**Aim**:
Do any lines in the data below contain "Spectral"? If so, copy every one of them.

**Stored records**:

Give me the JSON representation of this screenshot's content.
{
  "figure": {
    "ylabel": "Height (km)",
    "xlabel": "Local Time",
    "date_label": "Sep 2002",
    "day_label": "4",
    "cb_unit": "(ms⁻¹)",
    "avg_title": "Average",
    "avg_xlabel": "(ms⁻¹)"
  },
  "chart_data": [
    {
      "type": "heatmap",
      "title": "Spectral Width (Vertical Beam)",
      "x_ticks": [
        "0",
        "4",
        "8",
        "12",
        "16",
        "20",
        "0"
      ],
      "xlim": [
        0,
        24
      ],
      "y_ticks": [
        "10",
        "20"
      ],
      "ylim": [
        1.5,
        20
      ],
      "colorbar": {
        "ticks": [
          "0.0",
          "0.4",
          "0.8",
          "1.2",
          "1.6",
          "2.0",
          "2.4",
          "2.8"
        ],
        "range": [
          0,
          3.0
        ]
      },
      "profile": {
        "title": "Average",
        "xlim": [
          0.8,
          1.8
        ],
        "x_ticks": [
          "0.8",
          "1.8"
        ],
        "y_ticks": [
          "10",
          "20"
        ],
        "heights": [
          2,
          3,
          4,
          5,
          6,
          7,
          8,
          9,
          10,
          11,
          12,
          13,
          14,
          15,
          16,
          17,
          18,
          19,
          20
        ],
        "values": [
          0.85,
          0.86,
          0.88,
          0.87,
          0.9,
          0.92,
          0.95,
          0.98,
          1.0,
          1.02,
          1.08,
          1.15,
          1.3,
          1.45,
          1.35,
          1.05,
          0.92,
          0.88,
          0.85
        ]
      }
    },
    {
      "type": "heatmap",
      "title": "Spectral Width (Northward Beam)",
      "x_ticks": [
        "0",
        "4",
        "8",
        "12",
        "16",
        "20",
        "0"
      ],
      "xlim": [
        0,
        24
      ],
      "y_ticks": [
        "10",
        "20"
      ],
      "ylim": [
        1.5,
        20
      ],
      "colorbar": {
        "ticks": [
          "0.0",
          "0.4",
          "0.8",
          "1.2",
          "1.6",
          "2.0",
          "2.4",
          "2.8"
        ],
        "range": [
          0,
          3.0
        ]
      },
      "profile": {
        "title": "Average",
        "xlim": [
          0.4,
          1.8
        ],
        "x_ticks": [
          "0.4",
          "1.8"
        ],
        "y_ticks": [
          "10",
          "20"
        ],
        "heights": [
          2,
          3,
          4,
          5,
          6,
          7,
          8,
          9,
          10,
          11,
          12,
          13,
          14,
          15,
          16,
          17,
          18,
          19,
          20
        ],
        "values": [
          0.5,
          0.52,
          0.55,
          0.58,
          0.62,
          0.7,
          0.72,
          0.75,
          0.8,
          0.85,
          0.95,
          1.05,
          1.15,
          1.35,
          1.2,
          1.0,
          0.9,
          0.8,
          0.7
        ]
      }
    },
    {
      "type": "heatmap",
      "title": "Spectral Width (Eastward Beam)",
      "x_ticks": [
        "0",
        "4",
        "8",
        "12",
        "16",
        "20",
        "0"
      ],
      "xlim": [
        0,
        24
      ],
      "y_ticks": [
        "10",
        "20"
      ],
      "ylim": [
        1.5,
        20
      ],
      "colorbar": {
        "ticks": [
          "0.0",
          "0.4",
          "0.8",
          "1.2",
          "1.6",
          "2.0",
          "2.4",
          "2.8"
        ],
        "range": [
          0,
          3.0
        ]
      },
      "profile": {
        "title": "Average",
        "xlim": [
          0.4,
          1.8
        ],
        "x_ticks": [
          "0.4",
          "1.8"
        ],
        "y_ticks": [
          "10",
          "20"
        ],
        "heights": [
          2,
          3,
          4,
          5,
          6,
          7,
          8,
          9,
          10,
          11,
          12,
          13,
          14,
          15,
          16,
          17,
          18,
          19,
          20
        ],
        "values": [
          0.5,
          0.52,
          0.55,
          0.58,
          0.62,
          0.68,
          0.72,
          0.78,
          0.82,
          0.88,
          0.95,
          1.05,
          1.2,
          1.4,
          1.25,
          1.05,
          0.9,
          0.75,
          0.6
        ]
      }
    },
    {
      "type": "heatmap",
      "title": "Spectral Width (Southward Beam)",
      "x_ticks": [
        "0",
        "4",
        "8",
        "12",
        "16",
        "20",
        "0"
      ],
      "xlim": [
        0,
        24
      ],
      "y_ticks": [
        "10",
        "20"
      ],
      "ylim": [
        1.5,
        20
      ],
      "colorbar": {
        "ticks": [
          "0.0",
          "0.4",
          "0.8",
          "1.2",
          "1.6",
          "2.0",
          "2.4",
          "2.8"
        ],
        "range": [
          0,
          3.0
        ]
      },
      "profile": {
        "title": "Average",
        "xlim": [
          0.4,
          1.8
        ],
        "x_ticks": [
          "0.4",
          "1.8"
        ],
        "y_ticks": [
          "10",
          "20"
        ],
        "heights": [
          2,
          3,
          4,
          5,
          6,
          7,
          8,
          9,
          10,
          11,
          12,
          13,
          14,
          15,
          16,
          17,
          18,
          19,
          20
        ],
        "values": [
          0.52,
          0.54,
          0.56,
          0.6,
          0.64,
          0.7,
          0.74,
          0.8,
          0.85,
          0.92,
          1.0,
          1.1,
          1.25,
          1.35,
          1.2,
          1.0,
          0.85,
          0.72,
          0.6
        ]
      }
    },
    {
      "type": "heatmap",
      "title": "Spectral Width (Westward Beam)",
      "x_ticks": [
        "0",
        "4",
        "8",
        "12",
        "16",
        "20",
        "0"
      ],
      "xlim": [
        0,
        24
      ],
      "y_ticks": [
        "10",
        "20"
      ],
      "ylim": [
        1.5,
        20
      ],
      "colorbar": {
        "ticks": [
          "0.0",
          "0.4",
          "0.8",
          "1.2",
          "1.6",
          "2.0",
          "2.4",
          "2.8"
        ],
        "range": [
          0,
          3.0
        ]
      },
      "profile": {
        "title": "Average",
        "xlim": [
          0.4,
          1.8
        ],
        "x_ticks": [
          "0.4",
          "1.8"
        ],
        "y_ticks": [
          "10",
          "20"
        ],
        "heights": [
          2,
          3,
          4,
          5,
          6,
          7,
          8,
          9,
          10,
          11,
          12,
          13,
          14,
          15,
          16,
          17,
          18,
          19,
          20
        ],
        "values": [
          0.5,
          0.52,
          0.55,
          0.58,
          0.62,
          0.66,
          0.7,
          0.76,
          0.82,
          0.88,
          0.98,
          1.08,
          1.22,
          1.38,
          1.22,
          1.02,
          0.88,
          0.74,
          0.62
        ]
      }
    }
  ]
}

**Answer**:
      "title": "Spectral Width (Vertical Beam)",
      "title": "Spectral Width (Northward Beam)",
      "title": "Spectral Width (Eastward Beam)",
      "title": "Spectral Width (Southward Beam)",
      "title": "Spectral Width (Westward Beam)",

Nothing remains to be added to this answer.